• [Exercise task]:
Reproduce the Rightmove scraping guide below in full, word for word.

• [Selected passage]:
Scrape UK Property Prices from Rightmove (Dataset Builder)
Rightmove is one of the best sources for UK property market data — but it’s also the kind of site where scrapers get unreliable fast if you don’t treat networking like a first‑class problem.
In this guide you’ll build a dataset builder that:
- crawls Rightmove search results (pagination)
- extracts listing URLs + IDs
- visits each listing page (details)
- parses real HTML (no guessed selectors)
- retries cleanly (with timeouts + backoff)
- exports a tidy CSV you can analyze
We’ll use Python + BeautifulSoup for parsing, and ProxiesAPI for a resilient request layer.

Rightmove is a high-traffic target where request patterns matter. ProxiesAPI helps you rotate IPs, keep sessions consistent when needed, and reduce flaky blocks as you scale your dataset.

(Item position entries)
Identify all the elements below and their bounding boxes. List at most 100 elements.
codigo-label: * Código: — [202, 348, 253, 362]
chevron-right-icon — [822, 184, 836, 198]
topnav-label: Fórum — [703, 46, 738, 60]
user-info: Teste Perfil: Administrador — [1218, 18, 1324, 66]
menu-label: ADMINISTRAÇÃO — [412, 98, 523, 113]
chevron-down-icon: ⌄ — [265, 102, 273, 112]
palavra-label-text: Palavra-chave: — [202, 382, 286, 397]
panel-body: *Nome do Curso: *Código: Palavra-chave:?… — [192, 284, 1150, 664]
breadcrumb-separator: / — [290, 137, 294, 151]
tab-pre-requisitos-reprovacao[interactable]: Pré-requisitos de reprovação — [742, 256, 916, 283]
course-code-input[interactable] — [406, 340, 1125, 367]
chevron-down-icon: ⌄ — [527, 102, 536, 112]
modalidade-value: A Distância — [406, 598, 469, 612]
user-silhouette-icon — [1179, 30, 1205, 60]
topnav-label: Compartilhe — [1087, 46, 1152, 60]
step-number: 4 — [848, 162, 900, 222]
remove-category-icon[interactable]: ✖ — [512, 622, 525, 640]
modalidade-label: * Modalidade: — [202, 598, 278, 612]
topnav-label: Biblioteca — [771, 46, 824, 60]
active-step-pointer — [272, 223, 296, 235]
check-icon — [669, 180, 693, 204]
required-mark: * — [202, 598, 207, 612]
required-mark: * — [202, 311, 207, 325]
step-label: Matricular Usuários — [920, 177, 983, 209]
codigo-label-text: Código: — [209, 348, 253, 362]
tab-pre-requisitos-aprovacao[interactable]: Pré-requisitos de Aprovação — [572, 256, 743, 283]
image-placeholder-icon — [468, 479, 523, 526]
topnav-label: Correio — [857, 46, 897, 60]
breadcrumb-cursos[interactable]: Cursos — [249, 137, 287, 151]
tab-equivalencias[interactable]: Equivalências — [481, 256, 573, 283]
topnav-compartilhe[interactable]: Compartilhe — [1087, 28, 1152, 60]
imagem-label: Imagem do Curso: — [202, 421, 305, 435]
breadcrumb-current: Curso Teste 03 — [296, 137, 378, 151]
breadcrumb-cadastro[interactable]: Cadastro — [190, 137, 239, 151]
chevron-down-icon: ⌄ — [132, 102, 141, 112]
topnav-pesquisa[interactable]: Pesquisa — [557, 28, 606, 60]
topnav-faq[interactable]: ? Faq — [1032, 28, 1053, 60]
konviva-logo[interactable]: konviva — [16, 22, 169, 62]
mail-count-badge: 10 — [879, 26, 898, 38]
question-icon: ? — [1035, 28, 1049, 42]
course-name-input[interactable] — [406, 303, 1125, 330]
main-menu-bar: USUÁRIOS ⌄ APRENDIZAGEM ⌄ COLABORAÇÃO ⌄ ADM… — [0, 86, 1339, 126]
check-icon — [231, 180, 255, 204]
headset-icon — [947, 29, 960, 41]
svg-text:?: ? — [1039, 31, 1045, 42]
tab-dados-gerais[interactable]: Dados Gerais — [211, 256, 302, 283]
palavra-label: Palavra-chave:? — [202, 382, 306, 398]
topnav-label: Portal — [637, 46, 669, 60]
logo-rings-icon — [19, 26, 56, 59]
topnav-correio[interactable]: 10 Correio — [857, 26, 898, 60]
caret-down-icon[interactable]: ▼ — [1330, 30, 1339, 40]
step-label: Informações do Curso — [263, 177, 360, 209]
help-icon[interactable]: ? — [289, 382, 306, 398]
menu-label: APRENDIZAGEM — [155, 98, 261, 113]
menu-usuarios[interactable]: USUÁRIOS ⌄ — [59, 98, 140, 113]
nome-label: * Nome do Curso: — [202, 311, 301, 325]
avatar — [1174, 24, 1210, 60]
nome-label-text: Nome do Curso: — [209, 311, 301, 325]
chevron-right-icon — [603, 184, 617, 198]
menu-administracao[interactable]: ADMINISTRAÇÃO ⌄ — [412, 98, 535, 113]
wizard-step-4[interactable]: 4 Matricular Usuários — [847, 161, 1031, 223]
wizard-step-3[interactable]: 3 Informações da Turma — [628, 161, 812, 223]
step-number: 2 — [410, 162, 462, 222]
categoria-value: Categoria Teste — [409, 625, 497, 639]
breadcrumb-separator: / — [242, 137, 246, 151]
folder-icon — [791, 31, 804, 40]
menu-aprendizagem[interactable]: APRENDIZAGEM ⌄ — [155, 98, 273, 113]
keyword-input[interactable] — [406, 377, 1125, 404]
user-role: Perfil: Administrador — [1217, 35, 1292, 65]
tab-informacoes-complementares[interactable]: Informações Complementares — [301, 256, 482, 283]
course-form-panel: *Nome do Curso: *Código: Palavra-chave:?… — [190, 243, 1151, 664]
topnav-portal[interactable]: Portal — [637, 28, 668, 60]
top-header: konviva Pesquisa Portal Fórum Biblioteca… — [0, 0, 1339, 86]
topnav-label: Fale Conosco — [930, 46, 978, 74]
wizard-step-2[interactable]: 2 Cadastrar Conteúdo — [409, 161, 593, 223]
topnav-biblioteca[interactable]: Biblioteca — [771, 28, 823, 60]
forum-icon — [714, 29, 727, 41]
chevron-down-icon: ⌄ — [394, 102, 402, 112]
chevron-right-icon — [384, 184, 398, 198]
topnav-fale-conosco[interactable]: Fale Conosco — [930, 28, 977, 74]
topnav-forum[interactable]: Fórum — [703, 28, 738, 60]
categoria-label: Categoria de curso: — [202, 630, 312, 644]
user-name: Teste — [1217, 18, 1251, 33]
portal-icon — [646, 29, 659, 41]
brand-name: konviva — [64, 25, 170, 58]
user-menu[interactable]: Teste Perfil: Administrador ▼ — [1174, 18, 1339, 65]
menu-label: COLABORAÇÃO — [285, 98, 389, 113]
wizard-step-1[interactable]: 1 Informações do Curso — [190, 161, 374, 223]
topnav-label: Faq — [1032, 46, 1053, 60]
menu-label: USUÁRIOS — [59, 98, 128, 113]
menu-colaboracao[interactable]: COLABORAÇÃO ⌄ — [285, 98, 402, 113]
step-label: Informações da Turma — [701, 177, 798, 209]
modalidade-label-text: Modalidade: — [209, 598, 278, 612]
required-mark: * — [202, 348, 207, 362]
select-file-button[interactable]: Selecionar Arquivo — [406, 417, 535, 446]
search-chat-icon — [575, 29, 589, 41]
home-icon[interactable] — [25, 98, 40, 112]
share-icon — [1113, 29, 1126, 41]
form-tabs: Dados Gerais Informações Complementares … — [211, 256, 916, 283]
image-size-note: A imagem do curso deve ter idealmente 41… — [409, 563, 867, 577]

• [Correct response]:
Scrape UK Property Prices from Rightmove (Dataset Builder)
Rightmove is one of the best sources for UK property market data — but it’s also the kind of site where scrapers get unreliable fast if you don’t treat networking like a first‑class problem.
In this guide you’ll build a dataset builder that:
- crawls Rightmove search results (pagination)
- extracts listing URLs + IDs
- visits each listing page (details)
- parses real HTML (no guessed selectors)
- retries cleanly (with timeouts + backoff)
- exports a tidy CSV you can analyze
We’ll use Python + BeautifulSoup for parsing, and ProxiesAPI for a resilient request layer.

Rightmove is a high-traffic target where request patterns matter. ProxiesAPI helps you rotate IPs, keep sessions consistent when needed, and reduce flaky blocks as you scale your dataset.